Tell how many lines contain the word "Detected". Reply with the number only.

Material for the task —
>> Begin

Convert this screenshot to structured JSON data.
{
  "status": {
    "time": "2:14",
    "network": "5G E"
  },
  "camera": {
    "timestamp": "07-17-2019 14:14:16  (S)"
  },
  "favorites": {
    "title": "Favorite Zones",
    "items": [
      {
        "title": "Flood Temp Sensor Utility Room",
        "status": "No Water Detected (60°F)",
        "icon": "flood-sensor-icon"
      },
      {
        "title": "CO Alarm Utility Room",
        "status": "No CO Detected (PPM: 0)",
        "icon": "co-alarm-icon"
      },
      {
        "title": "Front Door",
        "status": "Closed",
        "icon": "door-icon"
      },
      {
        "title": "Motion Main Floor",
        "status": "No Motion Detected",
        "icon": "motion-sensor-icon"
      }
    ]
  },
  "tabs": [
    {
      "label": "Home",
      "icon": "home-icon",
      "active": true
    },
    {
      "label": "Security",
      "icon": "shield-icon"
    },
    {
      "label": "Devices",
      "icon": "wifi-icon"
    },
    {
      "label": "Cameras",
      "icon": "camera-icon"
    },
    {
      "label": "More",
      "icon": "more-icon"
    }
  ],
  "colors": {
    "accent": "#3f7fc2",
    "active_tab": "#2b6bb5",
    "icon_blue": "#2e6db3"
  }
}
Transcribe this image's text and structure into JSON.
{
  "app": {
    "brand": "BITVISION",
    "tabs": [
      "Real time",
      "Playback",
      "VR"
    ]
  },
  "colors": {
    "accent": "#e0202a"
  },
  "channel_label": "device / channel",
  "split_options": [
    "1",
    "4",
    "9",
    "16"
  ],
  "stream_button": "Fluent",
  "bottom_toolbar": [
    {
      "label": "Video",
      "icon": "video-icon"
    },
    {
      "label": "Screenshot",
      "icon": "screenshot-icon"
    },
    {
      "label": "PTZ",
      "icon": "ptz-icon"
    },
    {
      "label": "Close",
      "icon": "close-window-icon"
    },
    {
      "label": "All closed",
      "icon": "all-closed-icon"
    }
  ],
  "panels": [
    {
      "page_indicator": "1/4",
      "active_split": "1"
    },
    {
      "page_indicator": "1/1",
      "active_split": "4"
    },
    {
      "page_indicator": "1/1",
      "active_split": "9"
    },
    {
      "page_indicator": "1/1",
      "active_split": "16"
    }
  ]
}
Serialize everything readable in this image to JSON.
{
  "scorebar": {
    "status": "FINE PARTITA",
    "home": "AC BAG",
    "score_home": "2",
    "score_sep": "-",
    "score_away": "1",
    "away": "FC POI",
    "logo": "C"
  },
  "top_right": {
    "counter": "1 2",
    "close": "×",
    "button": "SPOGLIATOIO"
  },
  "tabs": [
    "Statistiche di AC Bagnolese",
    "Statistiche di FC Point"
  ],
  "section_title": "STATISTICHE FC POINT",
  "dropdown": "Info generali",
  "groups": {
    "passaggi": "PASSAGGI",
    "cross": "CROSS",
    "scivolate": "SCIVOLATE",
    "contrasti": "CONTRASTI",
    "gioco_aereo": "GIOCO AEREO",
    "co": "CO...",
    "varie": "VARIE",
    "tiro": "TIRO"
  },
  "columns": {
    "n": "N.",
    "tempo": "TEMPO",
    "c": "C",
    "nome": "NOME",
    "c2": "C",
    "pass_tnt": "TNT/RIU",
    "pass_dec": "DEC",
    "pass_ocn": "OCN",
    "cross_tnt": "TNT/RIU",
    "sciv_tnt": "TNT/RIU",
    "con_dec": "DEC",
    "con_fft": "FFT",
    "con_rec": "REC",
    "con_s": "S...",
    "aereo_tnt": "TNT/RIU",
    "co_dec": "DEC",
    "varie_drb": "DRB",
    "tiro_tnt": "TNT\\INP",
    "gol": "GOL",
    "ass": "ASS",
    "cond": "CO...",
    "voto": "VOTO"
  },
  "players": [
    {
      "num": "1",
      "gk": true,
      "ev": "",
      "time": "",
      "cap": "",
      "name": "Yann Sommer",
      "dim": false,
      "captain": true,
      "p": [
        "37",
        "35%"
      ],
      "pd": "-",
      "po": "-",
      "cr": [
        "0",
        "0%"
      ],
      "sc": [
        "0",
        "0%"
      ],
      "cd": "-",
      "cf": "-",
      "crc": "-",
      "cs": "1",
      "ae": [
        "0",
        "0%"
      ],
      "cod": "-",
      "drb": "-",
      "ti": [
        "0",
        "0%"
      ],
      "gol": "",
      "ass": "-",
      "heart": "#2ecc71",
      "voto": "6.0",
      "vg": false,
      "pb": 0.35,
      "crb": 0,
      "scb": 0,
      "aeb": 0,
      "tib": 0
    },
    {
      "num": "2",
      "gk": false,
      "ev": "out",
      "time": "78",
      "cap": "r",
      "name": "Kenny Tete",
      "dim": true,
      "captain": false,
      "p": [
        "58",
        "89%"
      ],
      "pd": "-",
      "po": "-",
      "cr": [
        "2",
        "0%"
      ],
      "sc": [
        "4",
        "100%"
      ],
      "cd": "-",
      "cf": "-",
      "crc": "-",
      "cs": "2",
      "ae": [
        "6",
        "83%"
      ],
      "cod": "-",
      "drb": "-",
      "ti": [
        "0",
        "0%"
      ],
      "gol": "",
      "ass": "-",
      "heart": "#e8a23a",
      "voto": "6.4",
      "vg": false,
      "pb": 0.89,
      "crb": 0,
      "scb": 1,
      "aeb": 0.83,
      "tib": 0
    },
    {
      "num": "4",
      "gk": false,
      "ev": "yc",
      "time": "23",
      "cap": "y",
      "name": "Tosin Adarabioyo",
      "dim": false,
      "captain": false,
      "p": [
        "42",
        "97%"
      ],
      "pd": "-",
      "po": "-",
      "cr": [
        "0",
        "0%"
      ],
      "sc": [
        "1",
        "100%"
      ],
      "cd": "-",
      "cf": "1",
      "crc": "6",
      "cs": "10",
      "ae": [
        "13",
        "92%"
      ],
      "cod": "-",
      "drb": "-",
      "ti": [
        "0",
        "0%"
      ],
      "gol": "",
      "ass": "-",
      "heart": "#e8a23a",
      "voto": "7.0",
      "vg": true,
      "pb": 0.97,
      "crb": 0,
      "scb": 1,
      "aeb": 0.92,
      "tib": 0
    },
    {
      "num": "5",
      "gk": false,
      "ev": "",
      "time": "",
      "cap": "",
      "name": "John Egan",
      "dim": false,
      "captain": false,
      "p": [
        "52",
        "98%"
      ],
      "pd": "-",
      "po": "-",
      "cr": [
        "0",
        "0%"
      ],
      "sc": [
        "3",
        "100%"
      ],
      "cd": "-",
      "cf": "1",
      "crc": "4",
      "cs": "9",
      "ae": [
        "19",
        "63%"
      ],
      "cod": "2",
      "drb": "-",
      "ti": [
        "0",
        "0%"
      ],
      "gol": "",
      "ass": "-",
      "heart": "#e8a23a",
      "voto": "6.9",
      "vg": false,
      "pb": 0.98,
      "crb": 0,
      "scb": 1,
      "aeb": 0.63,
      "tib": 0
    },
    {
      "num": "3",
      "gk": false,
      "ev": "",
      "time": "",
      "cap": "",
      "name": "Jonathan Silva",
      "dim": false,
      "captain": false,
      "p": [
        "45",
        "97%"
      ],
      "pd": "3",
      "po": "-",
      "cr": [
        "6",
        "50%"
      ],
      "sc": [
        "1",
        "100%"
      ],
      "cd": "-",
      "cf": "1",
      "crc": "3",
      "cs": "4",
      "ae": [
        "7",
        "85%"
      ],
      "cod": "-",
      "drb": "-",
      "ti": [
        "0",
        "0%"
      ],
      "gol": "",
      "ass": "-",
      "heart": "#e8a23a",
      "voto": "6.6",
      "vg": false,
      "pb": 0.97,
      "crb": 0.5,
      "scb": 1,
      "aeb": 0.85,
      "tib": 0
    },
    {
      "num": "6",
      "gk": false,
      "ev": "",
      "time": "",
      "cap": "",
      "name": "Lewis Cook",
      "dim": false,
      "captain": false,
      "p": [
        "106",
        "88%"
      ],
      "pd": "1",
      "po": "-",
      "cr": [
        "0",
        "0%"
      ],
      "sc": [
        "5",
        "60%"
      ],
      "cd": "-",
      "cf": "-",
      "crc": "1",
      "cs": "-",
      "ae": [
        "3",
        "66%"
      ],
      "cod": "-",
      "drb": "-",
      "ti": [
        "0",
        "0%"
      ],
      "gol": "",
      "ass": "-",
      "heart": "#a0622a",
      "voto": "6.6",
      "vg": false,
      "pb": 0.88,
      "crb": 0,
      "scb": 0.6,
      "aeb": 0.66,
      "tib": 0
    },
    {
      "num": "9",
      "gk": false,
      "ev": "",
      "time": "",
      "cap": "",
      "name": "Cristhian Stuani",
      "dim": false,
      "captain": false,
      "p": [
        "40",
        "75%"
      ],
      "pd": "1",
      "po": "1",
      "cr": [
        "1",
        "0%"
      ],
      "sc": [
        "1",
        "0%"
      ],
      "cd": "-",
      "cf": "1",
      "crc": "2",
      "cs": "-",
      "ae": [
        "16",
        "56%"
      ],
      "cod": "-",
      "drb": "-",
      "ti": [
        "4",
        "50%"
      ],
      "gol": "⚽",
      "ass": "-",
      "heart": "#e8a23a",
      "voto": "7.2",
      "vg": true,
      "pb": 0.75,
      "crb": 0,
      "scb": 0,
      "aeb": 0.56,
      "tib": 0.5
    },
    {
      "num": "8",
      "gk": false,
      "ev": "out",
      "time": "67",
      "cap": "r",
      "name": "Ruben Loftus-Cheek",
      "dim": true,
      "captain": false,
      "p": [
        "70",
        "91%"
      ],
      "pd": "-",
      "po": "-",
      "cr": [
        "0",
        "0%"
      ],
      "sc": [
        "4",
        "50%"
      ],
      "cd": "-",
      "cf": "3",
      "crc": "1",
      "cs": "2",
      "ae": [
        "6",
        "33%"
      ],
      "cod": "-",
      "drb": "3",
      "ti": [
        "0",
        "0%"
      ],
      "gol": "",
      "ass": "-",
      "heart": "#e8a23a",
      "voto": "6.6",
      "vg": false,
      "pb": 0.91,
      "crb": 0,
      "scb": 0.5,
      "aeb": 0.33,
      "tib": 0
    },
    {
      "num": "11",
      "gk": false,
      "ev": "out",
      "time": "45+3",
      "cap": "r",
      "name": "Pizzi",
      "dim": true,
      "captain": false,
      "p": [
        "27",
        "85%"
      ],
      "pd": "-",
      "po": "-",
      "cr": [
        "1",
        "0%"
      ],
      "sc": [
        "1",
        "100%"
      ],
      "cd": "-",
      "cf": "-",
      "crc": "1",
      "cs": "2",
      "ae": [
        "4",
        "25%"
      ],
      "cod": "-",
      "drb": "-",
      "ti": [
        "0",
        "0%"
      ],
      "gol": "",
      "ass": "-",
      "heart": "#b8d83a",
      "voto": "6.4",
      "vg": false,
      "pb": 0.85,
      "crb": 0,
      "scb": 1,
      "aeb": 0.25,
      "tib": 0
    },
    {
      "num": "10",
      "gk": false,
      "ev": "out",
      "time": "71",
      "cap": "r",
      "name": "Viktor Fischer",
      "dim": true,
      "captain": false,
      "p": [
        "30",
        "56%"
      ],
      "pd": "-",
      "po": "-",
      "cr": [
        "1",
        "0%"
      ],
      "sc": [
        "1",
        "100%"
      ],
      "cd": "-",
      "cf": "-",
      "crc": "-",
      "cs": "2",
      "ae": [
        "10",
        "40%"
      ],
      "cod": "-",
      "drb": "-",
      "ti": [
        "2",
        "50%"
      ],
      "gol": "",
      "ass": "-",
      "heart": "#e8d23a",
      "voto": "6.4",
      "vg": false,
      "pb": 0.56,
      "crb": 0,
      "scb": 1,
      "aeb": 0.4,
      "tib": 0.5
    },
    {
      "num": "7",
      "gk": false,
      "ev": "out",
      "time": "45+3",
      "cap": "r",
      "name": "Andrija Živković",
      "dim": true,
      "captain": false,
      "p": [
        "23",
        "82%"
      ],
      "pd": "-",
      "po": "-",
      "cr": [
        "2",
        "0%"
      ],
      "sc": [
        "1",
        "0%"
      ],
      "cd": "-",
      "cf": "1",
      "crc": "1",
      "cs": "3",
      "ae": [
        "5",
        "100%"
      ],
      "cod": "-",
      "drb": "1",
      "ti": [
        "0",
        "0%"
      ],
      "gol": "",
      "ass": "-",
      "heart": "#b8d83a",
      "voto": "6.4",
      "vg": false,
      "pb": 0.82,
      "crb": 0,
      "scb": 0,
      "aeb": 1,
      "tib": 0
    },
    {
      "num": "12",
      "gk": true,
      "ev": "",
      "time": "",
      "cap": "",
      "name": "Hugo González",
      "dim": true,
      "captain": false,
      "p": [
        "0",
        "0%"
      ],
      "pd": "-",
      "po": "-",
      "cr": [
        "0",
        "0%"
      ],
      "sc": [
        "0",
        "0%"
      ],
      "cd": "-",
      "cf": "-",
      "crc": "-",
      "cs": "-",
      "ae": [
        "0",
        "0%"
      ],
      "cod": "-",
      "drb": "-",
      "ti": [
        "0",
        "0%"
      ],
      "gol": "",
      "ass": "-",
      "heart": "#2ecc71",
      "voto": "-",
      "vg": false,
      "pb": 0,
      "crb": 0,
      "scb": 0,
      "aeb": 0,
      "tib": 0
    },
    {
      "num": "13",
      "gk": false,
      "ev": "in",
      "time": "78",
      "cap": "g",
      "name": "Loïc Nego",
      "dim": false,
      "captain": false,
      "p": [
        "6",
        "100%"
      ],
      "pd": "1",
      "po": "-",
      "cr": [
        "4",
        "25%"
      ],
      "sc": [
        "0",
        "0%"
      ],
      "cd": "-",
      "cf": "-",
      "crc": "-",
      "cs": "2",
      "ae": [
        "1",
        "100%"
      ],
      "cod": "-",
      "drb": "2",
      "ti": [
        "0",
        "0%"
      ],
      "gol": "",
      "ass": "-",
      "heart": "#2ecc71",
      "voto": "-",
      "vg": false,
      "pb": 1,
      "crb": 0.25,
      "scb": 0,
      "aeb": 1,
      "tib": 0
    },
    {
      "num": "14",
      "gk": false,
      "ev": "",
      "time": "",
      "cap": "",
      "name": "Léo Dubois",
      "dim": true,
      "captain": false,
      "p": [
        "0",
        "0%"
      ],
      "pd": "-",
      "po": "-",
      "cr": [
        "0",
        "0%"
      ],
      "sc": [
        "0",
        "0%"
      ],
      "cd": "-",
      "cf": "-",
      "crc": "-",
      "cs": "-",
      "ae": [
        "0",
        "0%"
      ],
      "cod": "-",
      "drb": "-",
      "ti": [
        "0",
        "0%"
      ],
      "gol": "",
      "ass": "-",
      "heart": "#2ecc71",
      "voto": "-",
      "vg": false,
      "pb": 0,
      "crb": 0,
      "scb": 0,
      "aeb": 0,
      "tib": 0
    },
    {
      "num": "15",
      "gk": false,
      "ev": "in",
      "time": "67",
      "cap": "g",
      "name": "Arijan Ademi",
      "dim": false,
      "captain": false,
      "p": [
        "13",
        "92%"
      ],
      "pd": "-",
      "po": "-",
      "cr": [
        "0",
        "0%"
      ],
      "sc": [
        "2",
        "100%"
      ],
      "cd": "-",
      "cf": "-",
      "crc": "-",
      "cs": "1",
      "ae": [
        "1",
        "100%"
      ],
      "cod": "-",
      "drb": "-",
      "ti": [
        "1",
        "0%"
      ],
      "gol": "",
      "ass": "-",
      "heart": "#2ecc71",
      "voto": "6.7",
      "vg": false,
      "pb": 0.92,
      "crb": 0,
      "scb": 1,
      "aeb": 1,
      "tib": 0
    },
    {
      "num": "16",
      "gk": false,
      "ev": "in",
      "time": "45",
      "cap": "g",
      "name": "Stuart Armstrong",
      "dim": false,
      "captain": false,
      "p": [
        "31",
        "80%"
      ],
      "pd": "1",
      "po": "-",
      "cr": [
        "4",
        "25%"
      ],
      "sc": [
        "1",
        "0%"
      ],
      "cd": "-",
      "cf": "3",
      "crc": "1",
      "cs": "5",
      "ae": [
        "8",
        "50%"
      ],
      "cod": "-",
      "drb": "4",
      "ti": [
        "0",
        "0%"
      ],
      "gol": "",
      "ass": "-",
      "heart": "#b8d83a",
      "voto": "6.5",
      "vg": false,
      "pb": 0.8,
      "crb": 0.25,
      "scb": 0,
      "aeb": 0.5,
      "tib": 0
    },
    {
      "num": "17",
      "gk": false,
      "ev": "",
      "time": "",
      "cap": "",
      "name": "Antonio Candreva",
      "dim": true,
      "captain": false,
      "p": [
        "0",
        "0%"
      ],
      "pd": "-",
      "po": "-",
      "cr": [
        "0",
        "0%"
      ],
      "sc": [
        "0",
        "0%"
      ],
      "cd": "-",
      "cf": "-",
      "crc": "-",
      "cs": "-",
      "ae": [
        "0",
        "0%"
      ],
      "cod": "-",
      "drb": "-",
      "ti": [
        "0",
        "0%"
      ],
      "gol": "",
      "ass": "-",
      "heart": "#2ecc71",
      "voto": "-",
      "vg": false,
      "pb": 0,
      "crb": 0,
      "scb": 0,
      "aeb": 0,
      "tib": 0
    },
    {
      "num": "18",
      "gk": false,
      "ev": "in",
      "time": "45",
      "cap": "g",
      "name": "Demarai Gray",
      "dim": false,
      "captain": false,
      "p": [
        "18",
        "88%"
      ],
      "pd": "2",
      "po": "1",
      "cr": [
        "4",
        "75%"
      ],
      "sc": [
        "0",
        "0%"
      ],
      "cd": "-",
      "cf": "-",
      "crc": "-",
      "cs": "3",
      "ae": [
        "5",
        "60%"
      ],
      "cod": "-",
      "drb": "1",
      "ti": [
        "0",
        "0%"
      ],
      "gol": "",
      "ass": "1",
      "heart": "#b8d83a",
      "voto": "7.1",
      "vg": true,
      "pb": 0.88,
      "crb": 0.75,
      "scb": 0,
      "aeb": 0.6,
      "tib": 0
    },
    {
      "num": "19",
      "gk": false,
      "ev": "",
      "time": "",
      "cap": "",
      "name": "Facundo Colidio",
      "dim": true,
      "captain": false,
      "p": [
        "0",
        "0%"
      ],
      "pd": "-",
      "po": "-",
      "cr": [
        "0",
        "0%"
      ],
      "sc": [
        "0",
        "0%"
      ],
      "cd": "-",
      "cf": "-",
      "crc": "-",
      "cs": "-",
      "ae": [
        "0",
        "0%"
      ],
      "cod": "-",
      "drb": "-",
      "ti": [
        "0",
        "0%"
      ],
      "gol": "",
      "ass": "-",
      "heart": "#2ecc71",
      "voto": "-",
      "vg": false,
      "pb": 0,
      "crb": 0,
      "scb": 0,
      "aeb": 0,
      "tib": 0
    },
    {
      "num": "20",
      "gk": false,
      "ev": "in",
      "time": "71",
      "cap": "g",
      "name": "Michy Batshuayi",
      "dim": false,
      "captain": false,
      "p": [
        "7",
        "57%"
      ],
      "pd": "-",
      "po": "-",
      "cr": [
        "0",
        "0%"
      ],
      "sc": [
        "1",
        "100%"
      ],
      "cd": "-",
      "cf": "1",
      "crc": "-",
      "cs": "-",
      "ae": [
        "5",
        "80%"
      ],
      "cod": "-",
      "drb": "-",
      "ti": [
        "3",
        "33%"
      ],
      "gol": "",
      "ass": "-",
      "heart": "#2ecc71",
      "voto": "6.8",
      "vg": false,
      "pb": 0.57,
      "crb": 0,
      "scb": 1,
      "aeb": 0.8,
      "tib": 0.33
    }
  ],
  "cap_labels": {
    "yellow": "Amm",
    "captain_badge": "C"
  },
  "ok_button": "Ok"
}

>> End

Output below — 3